● TEXT SHOWN:
########################################

# Ejuice?



## robvd (23/9/15)

Hi Guys

I just got myself the Kanger Subox mini about a week ago.

It came with some ejuice but I want to buy a 100ml bottle to be stocked up.

Any reviews on the eliquid project? Cowboys apple pie? 

Do you perhaps know of any ejuice that comes in 100ml that is available in CPT?

Thanks.


----------



## Andre (23/9/15)

Vapour Mountain, in Cape Town, sells juice in 100ml: http://www.vapourmountain.co.za/product-category/e-liquids/limitedoffer/

Think Berry Blaze and VM4 are their best sellers. I also love their XXX. Guava is new.

Have not tried the Cowboy Apple Pie, but reports on here are good. My favourite from that range is Pearing Melon Dew.

Reactions: Like 1


----------



## ChadB (23/9/15)

@robvd I've been through a bottle of cowboys apple pie and it's awesome. 
If you're into a semi-sweet vape with tobacco then this is it. I got a 12mg bottle and on the inhale a get a subtle apple pie with nuts and on the exhale I get the same but with tobacco. Not sure if everyone has the same experience as me but that's how I got it  
I would definitely recommend it.

Reactions: Like 1


----------



## robvd (23/9/15)

Andre said:


> Vapour Mountain, in Cape Town, sells juice in 100ml: http://www.vapourmountain.co.za/product-category/e-liquids/limitedoffer/
> 
> Think Berry Blaze and VM4 are their best sellers. I also love their XXX. Guava is new.
> 
> Have not tried the Cowboy Apple Pie, but reports on here are good. My favourite from that range is Pearing Melon Dew.



Thanks! any idea what the VG/PG is for vapourmountain?


----------



## Andre (23/9/15)

robvd said:


> Thanks! any idea what the VG/PG is for vapourmountain?

########################################

● RAW DATA:
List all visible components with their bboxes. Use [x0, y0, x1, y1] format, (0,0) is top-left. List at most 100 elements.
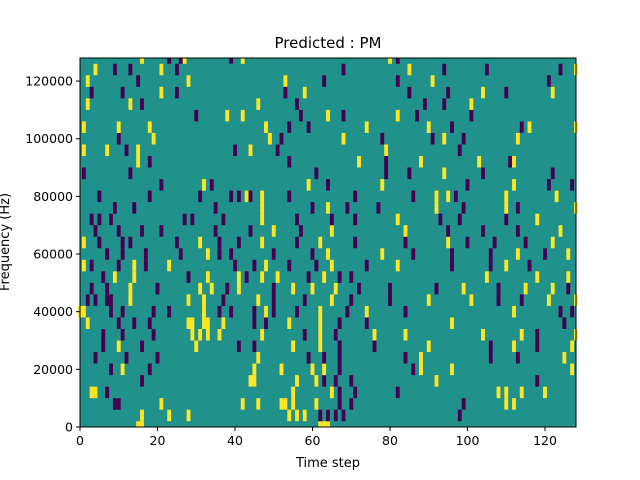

########################################

● TASK REQUIREMENTS:
Copy the e-juice thread from "## ChadB (23/9/15)" up to and including "definitely recommend it.", renaming "12mg" as "6mg". You can set the data aside; nothing here depends on it.

● WRITTEN SOLUTION:
## ChadB (23/9/15)

@robvd I've been through a bottle of cowboys apple pie and it's awesome. 
If you're into a semi-sweet vape with tobacco then this is it. I got a 6mg bottle and on the inhale a get a subtle apple pie with nuts and on the exhale I get the same but with tobacco. Not sure if everyone has the same experience as me but that's how I got it  
I would definitely recommend it.